-- PROVIDED DATA --
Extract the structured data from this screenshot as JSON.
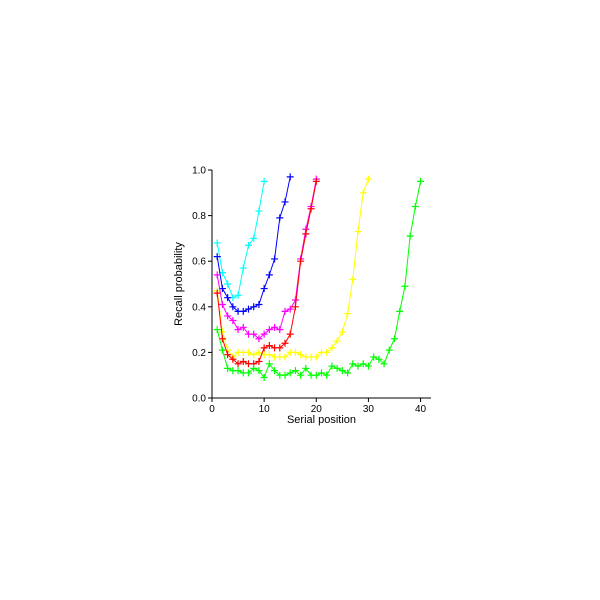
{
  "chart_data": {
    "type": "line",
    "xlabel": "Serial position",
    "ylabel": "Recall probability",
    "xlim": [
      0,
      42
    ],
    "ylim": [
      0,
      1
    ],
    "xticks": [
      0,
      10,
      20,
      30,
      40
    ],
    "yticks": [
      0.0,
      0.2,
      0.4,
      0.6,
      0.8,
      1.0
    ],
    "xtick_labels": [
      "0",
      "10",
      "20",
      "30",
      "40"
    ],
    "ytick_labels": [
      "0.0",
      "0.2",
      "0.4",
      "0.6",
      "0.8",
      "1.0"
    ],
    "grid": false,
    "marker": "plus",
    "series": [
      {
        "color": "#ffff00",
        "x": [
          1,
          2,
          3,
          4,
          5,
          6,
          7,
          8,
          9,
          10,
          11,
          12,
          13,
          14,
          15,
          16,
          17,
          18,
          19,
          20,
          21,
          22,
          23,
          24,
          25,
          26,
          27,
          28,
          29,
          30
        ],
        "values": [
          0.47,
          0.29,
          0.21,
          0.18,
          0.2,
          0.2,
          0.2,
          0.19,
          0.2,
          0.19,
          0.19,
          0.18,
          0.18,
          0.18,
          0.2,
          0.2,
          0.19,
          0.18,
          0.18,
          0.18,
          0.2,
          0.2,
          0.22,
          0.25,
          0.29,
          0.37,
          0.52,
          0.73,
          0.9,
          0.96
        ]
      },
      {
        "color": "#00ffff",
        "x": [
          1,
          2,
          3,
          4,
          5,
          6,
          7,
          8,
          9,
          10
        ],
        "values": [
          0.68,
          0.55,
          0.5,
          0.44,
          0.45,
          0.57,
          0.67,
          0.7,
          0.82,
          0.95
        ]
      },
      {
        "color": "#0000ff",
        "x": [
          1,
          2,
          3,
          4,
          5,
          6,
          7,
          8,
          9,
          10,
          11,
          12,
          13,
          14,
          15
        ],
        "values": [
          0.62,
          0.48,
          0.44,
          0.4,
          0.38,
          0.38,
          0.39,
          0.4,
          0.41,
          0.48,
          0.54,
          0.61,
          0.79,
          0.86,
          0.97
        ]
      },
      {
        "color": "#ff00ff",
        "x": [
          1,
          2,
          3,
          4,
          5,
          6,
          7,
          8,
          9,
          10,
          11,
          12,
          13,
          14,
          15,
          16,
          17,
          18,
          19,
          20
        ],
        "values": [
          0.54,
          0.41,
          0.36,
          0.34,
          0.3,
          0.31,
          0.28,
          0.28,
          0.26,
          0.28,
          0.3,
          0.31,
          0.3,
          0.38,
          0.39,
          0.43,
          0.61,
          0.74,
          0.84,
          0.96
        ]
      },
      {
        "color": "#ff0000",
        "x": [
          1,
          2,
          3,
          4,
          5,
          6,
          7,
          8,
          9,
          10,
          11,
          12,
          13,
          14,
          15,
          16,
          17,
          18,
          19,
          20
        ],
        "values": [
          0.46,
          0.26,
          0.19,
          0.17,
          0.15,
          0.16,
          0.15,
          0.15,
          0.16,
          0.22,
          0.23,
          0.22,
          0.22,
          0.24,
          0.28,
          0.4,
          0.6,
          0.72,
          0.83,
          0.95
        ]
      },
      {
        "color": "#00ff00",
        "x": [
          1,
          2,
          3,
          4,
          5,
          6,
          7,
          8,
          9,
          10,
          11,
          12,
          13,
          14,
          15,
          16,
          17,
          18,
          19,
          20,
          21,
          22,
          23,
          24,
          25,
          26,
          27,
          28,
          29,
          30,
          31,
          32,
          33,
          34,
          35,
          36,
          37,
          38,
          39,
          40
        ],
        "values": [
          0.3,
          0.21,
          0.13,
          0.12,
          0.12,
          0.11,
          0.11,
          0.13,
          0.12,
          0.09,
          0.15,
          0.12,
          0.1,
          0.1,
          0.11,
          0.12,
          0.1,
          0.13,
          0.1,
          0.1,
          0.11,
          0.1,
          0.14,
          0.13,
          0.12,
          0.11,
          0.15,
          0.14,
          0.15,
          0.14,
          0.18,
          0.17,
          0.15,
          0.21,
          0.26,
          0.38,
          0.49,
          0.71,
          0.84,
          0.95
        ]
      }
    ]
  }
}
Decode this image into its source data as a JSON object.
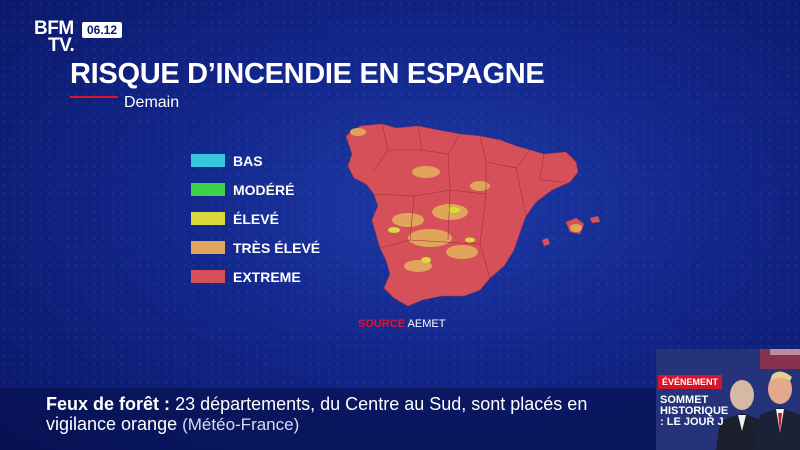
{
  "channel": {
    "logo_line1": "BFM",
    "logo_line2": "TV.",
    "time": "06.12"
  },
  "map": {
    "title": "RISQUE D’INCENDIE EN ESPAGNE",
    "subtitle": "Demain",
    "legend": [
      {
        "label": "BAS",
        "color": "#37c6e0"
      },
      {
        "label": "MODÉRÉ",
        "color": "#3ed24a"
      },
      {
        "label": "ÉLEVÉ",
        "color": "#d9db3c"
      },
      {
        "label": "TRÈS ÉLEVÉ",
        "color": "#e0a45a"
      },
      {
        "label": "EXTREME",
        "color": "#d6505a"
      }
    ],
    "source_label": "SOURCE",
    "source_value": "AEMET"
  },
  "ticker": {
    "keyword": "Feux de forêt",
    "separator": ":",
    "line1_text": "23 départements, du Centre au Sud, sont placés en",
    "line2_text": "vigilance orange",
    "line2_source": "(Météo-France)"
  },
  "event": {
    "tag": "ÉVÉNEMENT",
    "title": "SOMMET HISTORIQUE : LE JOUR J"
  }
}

---

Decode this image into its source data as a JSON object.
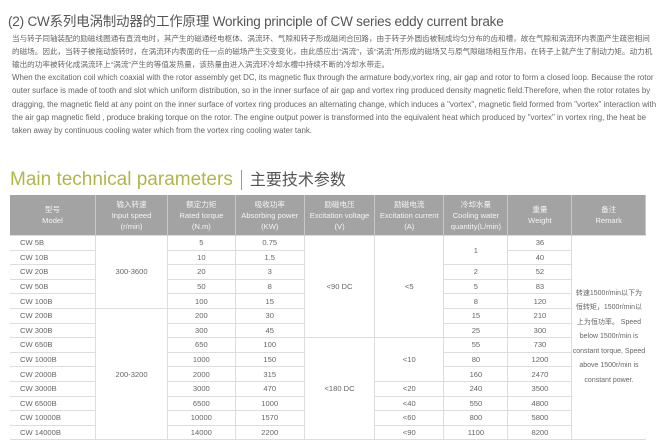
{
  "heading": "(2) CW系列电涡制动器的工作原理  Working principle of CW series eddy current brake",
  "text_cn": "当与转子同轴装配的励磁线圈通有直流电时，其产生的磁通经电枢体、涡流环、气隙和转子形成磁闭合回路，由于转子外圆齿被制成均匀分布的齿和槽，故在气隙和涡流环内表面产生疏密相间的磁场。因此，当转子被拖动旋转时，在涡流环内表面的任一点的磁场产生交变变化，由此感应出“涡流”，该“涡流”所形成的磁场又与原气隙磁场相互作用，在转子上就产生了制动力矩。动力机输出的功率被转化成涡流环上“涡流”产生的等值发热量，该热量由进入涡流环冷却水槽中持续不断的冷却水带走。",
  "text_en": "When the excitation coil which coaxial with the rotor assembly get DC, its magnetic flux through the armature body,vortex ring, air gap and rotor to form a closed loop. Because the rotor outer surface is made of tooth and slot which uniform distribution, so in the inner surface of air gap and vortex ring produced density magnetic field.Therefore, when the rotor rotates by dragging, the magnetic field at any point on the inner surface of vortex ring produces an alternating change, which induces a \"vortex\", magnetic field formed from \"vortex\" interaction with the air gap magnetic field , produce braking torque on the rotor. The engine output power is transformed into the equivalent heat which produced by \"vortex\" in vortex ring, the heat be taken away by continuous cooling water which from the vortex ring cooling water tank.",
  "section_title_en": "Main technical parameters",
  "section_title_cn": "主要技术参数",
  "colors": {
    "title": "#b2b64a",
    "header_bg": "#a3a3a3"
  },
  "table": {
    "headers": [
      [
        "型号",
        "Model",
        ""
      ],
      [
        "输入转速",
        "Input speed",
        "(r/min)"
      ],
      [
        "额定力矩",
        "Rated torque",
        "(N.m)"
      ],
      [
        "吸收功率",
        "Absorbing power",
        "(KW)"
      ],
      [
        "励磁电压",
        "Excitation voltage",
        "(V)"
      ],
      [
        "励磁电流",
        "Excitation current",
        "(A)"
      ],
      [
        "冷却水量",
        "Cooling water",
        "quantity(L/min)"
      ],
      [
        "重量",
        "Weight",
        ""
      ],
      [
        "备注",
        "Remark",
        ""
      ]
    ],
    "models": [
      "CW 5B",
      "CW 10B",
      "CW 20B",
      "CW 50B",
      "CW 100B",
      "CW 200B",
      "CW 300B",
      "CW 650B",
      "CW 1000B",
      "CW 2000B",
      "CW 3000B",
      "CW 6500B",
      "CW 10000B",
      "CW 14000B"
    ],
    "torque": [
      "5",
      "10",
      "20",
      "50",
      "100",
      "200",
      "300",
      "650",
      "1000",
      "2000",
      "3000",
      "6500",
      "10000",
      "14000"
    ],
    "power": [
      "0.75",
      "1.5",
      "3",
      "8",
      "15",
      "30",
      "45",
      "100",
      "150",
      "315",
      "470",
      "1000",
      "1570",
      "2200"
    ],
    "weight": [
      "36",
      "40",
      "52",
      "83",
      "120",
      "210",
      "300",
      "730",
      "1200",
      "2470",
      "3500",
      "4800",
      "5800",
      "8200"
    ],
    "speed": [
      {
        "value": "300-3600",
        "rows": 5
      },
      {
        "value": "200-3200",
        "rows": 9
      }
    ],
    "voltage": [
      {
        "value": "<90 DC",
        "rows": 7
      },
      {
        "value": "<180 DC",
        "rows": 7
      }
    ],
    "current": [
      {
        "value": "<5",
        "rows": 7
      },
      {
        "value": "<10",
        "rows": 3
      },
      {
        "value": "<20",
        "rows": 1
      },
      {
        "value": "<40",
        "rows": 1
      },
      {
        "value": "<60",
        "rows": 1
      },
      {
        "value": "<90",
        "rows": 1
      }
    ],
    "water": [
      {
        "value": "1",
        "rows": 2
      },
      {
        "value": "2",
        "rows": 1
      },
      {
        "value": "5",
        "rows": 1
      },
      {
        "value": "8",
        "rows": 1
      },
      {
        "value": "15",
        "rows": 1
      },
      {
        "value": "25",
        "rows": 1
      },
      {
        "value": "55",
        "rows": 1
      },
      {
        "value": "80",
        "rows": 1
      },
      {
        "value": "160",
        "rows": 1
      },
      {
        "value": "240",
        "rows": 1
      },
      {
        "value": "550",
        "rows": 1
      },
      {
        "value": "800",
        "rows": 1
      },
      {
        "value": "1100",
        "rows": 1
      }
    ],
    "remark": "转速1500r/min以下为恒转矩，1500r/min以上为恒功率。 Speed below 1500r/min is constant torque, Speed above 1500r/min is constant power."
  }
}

-- WRITTEN EXERCISE --
Only lines with the string "series" belong in your answer; copy each one.

-- THE RESPONSE --
    "series": [
  "heading": "(2) CW系列电涡制动器的工作原理  Working principle of CW series eddy current brake",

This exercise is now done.